- [What this task involves]: All of the data that follows should be retyped exactly, please, except the pictures.

# Records provided start

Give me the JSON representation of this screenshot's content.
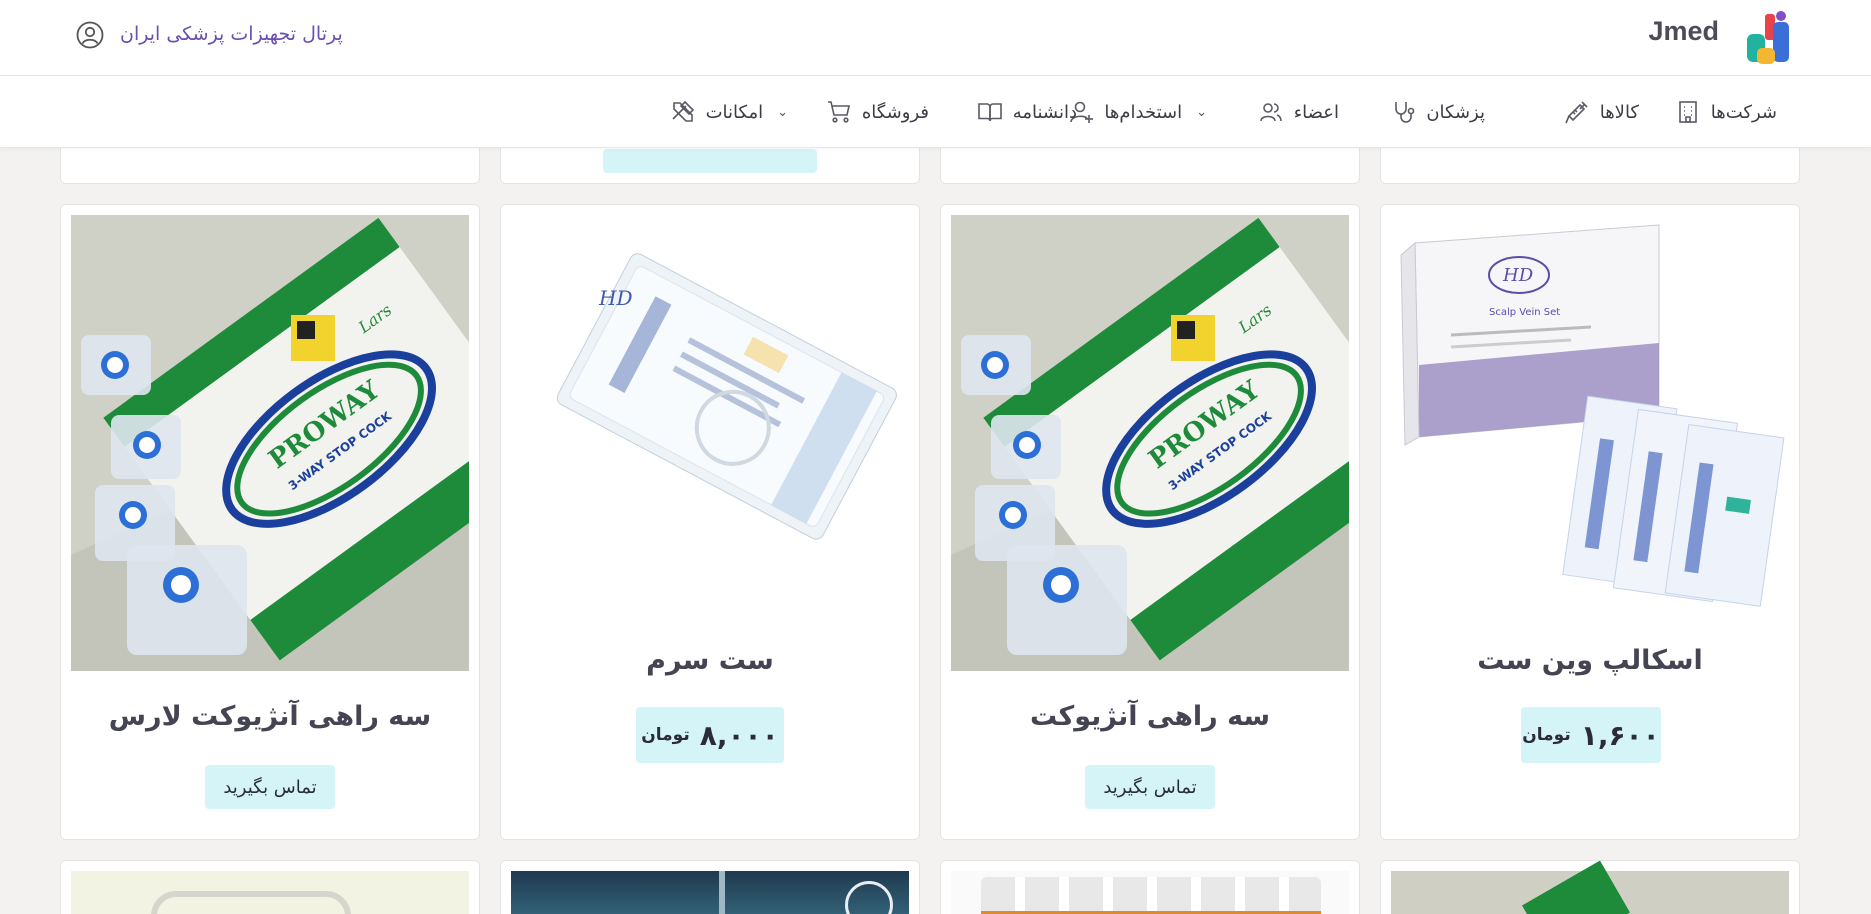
{
  "header": {
    "brand": "Jmed",
    "portal_title": "پرتال تجهیزات پزشکی ایران"
  },
  "nav": {
    "companies": "شرکت‌ها",
    "products": "کالاها",
    "doctors": "پزشکان",
    "members": "اعضاء",
    "jobs": "استخدام‌ها",
    "encyclopedia": "دانشنامه",
    "shop": "فروشگاه",
    "features": "امکانات"
  },
  "products": [
    {
      "title": "اسکالپ وین ست",
      "price": "۱,۶۰۰",
      "currency": "تومان"
    },
    {
      "title": "سه راهی آنژیوکت",
      "action": "تماس بگیرید"
    },
    {
      "title": "ست سرم",
      "price": "۸,۰۰۰",
      "currency": "تومان"
    },
    {
      "title": "سه راهی آنژیوکت لارس",
      "action": "تماس بگیرید"
    }
  ],
  "image_text": {
    "proway": "PROWAY",
    "stopcock": "3-WAY STOP COCK",
    "lars": "Lars",
    "hd": "HD",
    "scalp": "Scalp Vein Set"
  },
  "colors": {
    "accent_bg": "#d5f4f7",
    "portal_text": "#6b4fb0",
    "page_bg": "#f3f2f0"
  }
}
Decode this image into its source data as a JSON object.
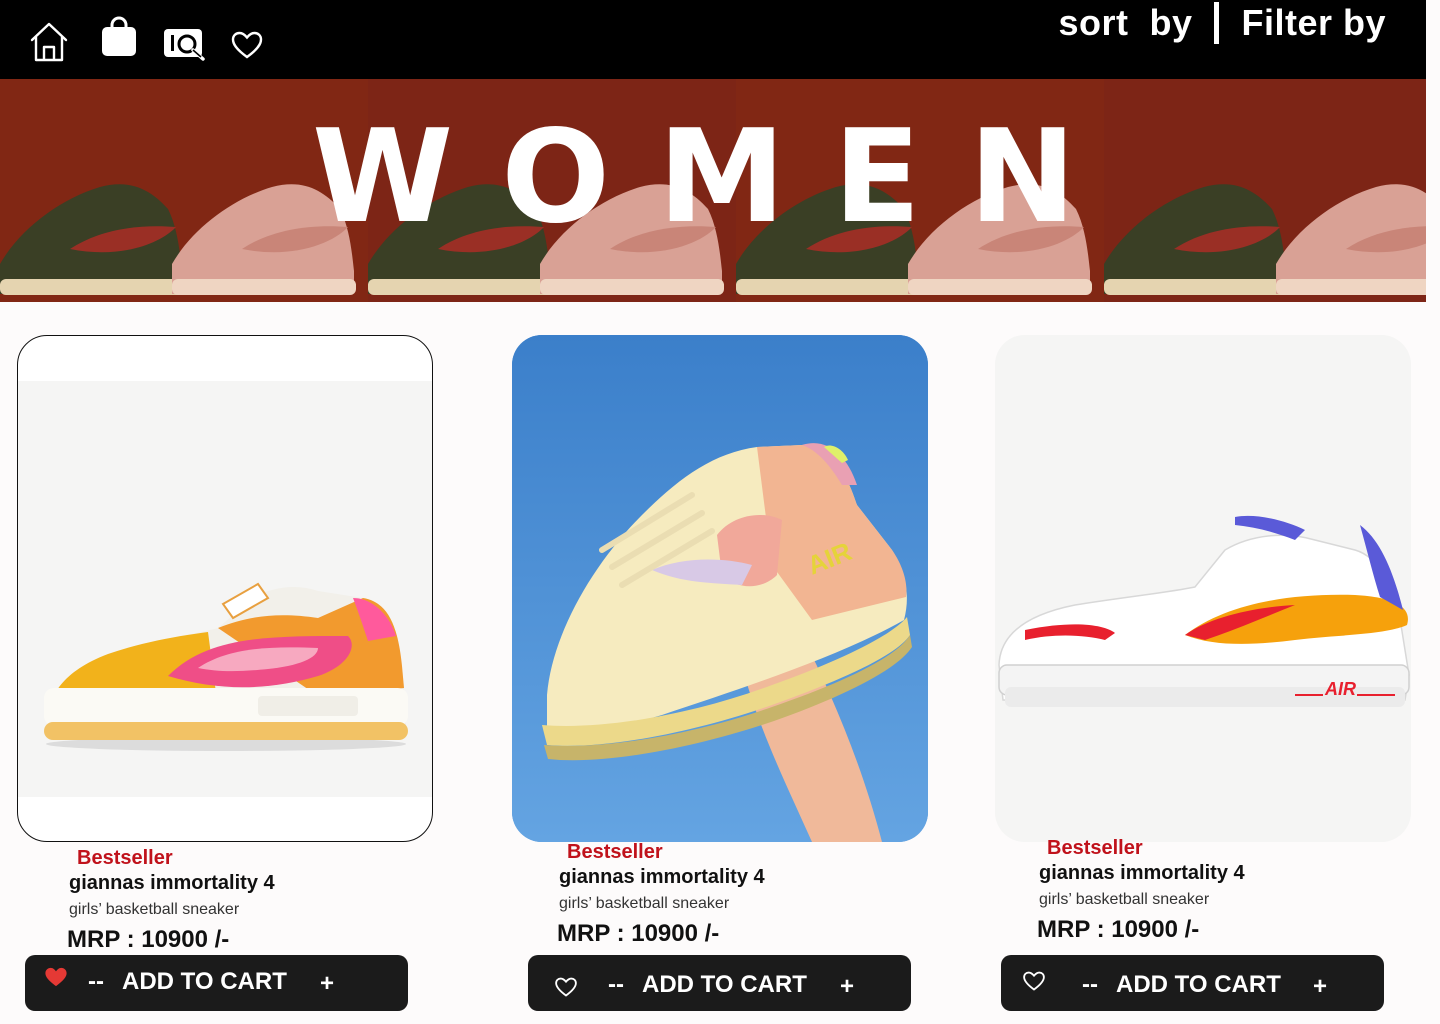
{
  "nav": {
    "icons": [
      "home-icon",
      "shopping-bag-icon",
      "visual-search-icon",
      "heart-icon"
    ],
    "sort_label": "sort  by",
    "filter_label": "Filter by"
  },
  "banner": {
    "title": "WOMEN"
  },
  "colors": {
    "topbar": "#000000",
    "banner_bg": "#7a2313",
    "badge": "#c0121b",
    "button_bg": "#1b1b1b",
    "liked_heart": "#e53935"
  },
  "products": [
    {
      "badge": "Bestseller",
      "name": "giannas immortality 4",
      "desc": "girls’ basketball sneaker",
      "price": "MRP : 10900 /-",
      "cart_label": "ADD TO CART",
      "minus": "--",
      "plus": "+",
      "liked": true
    },
    {
      "badge": "Bestseller",
      "name": "giannas immortality 4",
      "desc": "girls’ basketball sneaker",
      "price": "MRP : 10900 /-",
      "cart_label": "ADD TO CART",
      "minus": "--",
      "plus": "+",
      "liked": false
    },
    {
      "badge": "Bestseller",
      "name": "giannas immortality 4",
      "desc": "girls’ basketball sneaker",
      "price": "MRP : 10900 /-",
      "cart_label": "ADD TO CART",
      "minus": "--",
      "plus": "+",
      "liked": false
    }
  ]
}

# Records provided end

- [Output]:
Give me the JSON representation of this screenshot's content.
{
  "header": {
    "brand": "Jmed",
    "portal_title": "پرتال تجهیزات پزشکی ایران"
  },
  "nav": {
    "companies": "شرکت‌ها",
    "products": "کالاها",
    "doctors": "پزشکان",
    "members": "اعضاء",
    "jobs": "استخدام‌ها",
    "encyclopedia": "دانشنامه",
    "shop": "فروشگاه",
    "features": "امکانات"
  },
  "products": [
    {
      "title": "اسکالپ وین ست",
      "price": "۱,۶۰۰",
      "currency": "تومان"
    },
    {
      "title": "سه راهی آنژیوکت",
      "action": "تماس بگیرید"
    },
    {
      "title": "ست سرم",
      "price": "۸,۰۰۰",
      "currency": "تومان"
    },
    {
      "title": "سه راهی آنژیوکت لارس",
      "action": "تماس بگیرید"
    }
  ],
  "image_text": {
    "proway": "PROWAY",
    "stopcock": "3-WAY STOP COCK",
    "lars": "Lars",
    "hd": "HD",
    "scalp": "Scalp Vein Set"
  },
  "colors": {
    "accent_bg": "#d5f4f7",
    "portal_text": "#6b4fb0",
    "page_bg": "#f3f2f0"
  }
}
Decode this image into its source data as a JSON object.
{
  "nav": {
    "icons": [
      "home-icon",
      "shopping-bag-icon",
      "visual-search-icon",
      "heart-icon"
    ],
    "sort_label": "sort  by",
    "filter_label": "Filter by"
  },
  "banner": {
    "title": "WOMEN"
  },
  "colors": {
    "topbar": "#000000",
    "banner_bg": "#7a2313",
    "badge": "#c0121b",
    "button_bg": "#1b1b1b",
    "liked_heart": "#e53935"
  },
  "products": [
    {
      "badge": "Bestseller",
      "name": "giannas immortality 4",
      "desc": "girls’ basketball sneaker",
      "price": "MRP : 10900 /-",
      "cart_label": "ADD TO CART",
      "minus": "--",
      "plus": "+",
      "liked": true
    },
    {
      "badge": "Bestseller",
      "name": "giannas immortality 4",
      "desc": "girls’ basketball sneaker",
      "price": "MRP : 10900 /-",
      "cart_label": "ADD TO CART",
      "minus": "--",
      "plus": "+",
      "liked": false
    },
    {
      "badge": "Bestseller",
      "name": "giannas immortality 4",
      "desc": "girls’ basketball sneaker",
      "price": "MRP : 10900 /-",
      "cart_label": "ADD TO CART",
      "minus": "--",
      "plus": "+",
      "liked": false
    }
  ]
}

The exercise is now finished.